Using the records below, locate all lines containing "arvonlisäys" and return them.

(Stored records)

========================

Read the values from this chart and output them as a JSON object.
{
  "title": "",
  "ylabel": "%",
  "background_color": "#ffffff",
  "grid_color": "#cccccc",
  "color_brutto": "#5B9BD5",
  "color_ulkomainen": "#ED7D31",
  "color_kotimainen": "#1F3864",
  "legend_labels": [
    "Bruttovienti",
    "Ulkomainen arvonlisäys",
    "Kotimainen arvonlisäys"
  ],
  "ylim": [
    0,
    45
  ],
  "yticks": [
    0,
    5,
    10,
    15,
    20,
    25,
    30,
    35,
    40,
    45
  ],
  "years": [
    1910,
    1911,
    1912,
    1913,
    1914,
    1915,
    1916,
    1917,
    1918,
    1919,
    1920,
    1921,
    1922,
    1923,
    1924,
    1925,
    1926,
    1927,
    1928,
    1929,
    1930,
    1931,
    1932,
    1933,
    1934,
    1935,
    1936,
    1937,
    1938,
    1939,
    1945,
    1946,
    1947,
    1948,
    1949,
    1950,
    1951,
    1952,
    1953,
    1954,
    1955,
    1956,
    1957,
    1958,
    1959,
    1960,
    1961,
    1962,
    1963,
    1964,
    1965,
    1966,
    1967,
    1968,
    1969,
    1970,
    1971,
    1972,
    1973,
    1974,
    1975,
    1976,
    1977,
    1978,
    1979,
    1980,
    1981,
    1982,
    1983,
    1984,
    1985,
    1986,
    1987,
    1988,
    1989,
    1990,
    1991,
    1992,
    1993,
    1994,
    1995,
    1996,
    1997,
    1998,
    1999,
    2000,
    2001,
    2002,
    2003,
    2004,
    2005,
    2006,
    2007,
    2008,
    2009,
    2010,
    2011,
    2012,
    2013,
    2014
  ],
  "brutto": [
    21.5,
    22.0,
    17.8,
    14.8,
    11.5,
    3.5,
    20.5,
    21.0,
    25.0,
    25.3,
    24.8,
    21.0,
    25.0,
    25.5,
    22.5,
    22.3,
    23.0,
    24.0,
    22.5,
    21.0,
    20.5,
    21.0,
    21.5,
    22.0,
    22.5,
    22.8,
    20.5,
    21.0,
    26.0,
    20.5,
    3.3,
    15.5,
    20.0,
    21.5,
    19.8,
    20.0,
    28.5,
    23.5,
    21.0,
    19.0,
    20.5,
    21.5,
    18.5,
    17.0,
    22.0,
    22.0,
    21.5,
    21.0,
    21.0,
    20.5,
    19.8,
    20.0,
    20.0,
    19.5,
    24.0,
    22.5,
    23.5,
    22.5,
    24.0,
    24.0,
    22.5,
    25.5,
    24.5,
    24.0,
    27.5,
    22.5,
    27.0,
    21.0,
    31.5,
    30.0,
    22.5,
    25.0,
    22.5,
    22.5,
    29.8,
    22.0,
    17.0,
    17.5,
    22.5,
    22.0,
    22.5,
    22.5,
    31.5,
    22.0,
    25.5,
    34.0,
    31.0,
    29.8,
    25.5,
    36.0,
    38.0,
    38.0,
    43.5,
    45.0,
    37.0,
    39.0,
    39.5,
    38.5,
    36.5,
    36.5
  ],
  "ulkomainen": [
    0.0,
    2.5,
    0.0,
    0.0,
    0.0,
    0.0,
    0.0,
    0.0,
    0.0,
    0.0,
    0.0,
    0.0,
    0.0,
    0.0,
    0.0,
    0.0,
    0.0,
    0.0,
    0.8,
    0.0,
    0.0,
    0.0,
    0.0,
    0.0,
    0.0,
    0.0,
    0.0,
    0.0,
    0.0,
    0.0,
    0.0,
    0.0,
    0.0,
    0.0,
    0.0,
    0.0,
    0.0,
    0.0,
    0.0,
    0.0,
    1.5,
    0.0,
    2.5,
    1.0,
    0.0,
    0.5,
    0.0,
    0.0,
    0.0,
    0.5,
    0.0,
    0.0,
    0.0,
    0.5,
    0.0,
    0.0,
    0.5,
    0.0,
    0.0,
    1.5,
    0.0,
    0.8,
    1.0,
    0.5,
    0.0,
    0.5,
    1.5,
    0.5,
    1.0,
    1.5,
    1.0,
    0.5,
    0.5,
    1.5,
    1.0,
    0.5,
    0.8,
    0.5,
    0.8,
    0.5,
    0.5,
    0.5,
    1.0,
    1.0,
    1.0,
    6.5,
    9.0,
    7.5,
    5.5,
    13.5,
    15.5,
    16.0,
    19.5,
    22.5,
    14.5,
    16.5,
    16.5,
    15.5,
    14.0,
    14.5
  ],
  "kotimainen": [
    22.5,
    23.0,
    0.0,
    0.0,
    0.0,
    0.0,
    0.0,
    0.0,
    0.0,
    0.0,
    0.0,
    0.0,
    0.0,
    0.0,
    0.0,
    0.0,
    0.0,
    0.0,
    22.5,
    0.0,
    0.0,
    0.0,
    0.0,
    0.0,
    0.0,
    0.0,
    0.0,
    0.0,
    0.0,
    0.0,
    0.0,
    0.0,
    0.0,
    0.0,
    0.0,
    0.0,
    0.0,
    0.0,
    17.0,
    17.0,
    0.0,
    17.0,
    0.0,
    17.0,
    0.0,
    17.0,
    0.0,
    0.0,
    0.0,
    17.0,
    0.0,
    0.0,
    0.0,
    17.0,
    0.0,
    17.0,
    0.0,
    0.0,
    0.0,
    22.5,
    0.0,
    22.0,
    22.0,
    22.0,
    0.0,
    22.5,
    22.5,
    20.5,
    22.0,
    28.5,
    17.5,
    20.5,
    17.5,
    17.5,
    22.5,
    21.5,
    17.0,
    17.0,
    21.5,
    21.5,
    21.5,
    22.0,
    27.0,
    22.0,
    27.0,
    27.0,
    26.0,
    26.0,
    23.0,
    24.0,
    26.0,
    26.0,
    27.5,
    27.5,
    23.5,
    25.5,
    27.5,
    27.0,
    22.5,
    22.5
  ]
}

========================

*SOLUTION TO THIS TASK:*
    "Ulkomainen arvonlisäys",
    "Kotimainen arvonlisäys"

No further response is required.